--- start of RECORDS FOR THIS TASK ---

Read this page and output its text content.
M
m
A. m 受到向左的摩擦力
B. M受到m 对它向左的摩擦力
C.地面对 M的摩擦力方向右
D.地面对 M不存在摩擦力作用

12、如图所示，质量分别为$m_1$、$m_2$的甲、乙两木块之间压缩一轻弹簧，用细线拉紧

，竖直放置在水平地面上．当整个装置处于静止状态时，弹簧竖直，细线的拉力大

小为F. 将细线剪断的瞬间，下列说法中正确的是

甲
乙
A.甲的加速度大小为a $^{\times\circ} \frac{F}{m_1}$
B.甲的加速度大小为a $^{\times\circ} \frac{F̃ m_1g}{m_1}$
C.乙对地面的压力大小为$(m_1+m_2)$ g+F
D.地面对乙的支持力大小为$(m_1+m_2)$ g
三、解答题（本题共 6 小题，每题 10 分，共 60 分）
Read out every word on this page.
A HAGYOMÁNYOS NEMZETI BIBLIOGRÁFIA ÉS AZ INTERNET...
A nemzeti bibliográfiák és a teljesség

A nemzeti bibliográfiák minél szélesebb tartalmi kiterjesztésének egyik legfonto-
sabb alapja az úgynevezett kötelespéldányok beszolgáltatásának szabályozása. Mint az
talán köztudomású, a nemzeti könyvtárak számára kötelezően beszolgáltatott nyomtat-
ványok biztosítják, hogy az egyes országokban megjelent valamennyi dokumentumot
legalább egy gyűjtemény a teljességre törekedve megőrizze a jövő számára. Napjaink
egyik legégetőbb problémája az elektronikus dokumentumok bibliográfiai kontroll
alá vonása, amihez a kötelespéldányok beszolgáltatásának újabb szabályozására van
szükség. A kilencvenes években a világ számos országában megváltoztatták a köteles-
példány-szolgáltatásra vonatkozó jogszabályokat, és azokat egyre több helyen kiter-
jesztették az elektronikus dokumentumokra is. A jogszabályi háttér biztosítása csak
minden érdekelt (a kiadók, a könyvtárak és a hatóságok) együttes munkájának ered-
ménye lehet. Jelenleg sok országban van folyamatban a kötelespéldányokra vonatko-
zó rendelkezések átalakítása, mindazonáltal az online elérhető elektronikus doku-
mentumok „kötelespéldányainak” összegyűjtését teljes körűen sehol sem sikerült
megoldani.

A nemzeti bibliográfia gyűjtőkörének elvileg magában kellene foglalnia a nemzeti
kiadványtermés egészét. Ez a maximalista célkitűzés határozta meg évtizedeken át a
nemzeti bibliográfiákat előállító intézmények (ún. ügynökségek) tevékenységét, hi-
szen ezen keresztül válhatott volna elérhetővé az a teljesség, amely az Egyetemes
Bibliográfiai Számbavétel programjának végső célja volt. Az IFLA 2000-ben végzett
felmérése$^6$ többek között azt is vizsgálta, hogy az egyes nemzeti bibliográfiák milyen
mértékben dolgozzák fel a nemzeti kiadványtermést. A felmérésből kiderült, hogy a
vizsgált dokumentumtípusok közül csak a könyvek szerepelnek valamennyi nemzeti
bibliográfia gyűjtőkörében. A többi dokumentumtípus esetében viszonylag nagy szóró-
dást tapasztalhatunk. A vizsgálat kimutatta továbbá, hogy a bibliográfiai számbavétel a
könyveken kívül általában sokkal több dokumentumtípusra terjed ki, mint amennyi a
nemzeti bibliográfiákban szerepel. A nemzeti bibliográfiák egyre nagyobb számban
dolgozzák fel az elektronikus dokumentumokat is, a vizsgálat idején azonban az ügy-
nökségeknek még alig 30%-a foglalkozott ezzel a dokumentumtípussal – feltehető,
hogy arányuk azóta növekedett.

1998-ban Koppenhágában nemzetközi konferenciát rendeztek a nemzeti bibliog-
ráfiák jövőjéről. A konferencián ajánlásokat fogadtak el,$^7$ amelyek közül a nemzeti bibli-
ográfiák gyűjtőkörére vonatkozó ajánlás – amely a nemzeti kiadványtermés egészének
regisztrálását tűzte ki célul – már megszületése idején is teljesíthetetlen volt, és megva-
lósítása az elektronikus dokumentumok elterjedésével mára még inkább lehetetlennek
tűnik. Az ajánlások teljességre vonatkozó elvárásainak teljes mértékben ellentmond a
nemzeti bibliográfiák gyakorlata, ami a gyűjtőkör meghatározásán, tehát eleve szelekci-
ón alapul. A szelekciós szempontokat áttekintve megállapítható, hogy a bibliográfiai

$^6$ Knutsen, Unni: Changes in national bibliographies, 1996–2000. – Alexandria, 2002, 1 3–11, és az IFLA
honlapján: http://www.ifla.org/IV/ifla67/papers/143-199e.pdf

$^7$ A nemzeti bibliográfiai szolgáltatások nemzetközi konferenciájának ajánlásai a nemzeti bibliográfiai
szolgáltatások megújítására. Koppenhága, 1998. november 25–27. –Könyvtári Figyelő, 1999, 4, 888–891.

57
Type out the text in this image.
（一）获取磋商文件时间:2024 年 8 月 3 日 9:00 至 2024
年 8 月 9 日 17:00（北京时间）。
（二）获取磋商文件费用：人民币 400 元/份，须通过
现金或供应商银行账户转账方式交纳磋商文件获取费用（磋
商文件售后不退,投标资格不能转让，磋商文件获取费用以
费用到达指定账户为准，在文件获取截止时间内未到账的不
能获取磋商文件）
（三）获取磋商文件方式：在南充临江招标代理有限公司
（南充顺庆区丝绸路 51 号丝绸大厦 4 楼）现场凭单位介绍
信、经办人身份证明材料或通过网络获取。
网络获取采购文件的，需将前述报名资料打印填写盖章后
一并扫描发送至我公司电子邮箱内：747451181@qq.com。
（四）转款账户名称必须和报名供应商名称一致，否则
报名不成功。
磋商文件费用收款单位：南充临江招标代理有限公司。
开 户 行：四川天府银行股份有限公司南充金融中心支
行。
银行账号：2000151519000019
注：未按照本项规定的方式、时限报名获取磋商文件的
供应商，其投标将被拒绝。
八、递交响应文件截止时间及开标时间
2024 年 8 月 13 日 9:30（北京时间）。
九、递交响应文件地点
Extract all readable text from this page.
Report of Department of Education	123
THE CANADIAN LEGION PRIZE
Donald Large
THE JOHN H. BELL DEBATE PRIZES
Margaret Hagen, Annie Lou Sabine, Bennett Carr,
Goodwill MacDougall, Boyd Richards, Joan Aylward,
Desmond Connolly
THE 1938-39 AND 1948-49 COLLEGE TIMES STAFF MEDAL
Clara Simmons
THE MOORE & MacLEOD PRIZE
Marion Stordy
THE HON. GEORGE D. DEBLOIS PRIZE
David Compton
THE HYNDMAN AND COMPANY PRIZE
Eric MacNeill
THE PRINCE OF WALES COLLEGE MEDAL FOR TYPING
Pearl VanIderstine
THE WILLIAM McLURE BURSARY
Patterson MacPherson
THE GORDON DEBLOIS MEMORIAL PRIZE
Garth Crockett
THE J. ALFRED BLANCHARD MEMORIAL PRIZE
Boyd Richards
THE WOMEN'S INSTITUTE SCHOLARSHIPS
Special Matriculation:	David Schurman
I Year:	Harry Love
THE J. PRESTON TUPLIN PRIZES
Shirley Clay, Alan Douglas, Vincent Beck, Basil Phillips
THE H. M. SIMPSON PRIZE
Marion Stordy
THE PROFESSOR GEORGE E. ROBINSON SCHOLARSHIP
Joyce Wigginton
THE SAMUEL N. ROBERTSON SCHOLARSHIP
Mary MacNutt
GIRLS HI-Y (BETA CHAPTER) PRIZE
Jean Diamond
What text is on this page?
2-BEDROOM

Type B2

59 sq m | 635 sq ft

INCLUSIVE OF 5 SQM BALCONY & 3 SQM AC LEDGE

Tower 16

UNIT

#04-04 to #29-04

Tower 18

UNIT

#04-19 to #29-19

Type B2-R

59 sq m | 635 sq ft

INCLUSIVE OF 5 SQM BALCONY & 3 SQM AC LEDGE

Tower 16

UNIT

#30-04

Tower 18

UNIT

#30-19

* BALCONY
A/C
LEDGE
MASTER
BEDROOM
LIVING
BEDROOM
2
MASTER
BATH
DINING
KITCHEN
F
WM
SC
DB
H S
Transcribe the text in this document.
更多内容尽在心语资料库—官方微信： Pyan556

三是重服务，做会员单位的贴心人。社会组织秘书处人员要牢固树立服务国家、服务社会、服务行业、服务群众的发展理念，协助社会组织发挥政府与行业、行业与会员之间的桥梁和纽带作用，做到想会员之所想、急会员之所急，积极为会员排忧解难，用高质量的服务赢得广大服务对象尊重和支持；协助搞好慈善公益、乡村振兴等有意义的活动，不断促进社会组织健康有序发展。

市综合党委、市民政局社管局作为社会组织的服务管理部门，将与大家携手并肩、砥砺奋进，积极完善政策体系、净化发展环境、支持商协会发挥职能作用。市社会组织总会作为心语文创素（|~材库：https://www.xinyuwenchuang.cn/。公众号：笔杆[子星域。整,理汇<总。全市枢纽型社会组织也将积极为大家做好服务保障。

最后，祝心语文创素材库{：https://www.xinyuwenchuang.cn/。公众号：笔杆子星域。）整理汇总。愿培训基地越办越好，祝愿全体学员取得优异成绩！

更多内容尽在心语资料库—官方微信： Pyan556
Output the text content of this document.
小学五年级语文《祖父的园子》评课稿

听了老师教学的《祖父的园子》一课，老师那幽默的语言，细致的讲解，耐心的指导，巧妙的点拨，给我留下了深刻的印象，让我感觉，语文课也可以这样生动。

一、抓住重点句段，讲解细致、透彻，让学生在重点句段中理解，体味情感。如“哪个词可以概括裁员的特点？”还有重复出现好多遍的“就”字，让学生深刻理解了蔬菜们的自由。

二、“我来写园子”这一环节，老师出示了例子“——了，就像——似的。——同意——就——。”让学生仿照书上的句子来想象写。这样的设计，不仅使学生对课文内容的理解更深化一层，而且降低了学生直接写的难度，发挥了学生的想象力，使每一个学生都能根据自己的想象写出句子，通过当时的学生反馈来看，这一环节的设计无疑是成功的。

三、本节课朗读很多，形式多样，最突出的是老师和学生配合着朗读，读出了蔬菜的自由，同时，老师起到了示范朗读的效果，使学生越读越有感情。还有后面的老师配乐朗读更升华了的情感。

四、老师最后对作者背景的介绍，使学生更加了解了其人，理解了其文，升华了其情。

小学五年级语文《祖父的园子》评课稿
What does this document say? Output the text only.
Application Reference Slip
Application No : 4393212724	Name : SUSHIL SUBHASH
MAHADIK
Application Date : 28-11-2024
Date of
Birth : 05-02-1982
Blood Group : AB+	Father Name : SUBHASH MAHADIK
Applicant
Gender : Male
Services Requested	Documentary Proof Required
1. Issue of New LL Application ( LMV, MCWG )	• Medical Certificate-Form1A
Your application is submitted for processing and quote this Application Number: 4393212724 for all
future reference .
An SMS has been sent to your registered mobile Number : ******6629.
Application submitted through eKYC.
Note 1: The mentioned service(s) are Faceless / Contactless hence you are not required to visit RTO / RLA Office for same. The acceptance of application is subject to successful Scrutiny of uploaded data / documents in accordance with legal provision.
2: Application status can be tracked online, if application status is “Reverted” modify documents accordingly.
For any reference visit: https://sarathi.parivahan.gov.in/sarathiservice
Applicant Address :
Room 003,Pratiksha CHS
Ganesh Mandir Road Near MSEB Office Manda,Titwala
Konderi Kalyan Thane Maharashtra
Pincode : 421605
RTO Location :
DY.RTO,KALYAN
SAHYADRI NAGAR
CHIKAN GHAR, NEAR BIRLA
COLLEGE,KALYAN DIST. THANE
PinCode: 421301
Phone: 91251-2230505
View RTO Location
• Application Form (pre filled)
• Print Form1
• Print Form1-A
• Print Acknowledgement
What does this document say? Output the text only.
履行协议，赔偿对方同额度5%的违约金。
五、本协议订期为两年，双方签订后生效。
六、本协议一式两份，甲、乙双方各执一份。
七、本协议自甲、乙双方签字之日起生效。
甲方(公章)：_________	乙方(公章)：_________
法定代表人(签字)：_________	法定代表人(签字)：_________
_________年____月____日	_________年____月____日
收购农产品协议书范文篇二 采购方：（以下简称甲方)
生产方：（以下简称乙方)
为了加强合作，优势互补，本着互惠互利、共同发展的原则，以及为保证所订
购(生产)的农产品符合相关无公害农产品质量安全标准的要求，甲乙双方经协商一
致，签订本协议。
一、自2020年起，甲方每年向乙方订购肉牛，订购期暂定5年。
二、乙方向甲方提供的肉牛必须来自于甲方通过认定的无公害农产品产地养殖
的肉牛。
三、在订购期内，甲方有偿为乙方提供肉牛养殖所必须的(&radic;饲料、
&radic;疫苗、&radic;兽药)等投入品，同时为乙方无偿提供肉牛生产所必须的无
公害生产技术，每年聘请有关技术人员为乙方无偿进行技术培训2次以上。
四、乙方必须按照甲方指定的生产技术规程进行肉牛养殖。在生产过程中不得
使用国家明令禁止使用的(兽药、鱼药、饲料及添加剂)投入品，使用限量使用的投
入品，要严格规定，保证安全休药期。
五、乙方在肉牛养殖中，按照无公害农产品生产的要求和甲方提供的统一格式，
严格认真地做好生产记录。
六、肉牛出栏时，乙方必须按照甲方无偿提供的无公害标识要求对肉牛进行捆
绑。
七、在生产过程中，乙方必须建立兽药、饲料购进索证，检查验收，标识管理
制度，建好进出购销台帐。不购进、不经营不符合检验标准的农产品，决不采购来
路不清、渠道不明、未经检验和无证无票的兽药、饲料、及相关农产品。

--- end of RECORDS FOR THIS TASK ---

■ WHAT NEEDS TO BE DONE
Reproduce each line of the entries in which the word "xinyuwenchuang" is found.

■ EXPECTED ANSWER
市综合党委、市民政局社管局作为社会组织的服务管理部门，将与大家携手并肩、砥砺奋进，积极完善政策体系、净化发展环境、支持商协会发挥职能作用。市社会组织总会作为心语文创素（|~材库：https://www.xinyuwenchuang.cn/。公众号：笔杆[子星域。整,理汇<总。全市枢纽型社会组织也将积极为大家做好服务保障。
最后，祝心语文创素材库{：https://www.xinyuwenchuang.cn/。公众号：笔杆子星域。）整理汇总。愿培训基地越办越好，祝愿全体学员取得优异成绩！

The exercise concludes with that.